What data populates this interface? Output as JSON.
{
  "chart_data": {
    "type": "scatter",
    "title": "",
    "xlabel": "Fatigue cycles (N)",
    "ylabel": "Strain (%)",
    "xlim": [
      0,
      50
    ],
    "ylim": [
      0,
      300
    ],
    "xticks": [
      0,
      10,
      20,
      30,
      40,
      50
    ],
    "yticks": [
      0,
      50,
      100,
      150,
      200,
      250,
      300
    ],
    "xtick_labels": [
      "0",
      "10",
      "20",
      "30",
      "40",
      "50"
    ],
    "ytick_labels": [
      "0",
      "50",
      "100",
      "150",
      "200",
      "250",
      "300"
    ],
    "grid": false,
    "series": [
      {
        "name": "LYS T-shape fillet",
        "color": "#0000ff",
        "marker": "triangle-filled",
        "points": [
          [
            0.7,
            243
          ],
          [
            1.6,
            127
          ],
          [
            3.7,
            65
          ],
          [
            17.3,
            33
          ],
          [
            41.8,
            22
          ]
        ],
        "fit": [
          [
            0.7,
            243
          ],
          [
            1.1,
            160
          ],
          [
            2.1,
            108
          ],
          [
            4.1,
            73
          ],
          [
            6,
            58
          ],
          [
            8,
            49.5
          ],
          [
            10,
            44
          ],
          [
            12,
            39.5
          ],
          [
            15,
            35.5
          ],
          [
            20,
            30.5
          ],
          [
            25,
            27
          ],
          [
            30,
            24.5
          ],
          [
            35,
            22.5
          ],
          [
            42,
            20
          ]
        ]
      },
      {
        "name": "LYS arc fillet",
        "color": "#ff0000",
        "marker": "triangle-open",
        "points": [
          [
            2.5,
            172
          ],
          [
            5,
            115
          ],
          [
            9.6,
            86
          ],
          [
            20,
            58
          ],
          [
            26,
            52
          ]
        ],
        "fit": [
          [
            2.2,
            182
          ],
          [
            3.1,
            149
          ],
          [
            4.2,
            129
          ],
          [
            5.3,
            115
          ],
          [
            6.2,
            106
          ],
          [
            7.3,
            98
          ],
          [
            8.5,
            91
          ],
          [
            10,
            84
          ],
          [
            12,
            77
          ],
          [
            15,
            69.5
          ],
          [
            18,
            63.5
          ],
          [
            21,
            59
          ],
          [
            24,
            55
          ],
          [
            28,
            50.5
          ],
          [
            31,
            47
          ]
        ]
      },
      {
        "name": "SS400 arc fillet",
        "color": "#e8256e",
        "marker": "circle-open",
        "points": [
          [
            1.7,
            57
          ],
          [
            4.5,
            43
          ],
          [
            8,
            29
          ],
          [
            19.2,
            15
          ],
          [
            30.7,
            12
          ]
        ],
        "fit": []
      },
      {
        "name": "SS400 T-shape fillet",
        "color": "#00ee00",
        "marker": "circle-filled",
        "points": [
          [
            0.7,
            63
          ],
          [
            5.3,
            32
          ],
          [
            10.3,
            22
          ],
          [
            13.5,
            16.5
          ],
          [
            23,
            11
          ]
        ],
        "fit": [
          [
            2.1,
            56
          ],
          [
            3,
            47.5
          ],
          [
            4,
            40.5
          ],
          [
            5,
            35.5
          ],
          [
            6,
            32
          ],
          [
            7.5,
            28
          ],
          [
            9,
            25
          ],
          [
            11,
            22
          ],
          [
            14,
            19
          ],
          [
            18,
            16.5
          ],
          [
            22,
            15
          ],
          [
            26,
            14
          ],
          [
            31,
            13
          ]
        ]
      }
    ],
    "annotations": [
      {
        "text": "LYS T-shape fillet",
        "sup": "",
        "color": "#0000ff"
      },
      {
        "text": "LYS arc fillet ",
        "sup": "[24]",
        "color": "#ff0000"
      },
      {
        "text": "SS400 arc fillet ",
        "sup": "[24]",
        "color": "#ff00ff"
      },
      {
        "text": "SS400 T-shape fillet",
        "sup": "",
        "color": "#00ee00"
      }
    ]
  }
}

========================================

**Stated exercise**
Answer only with how many lines in the records include "color".

**Completed task**
8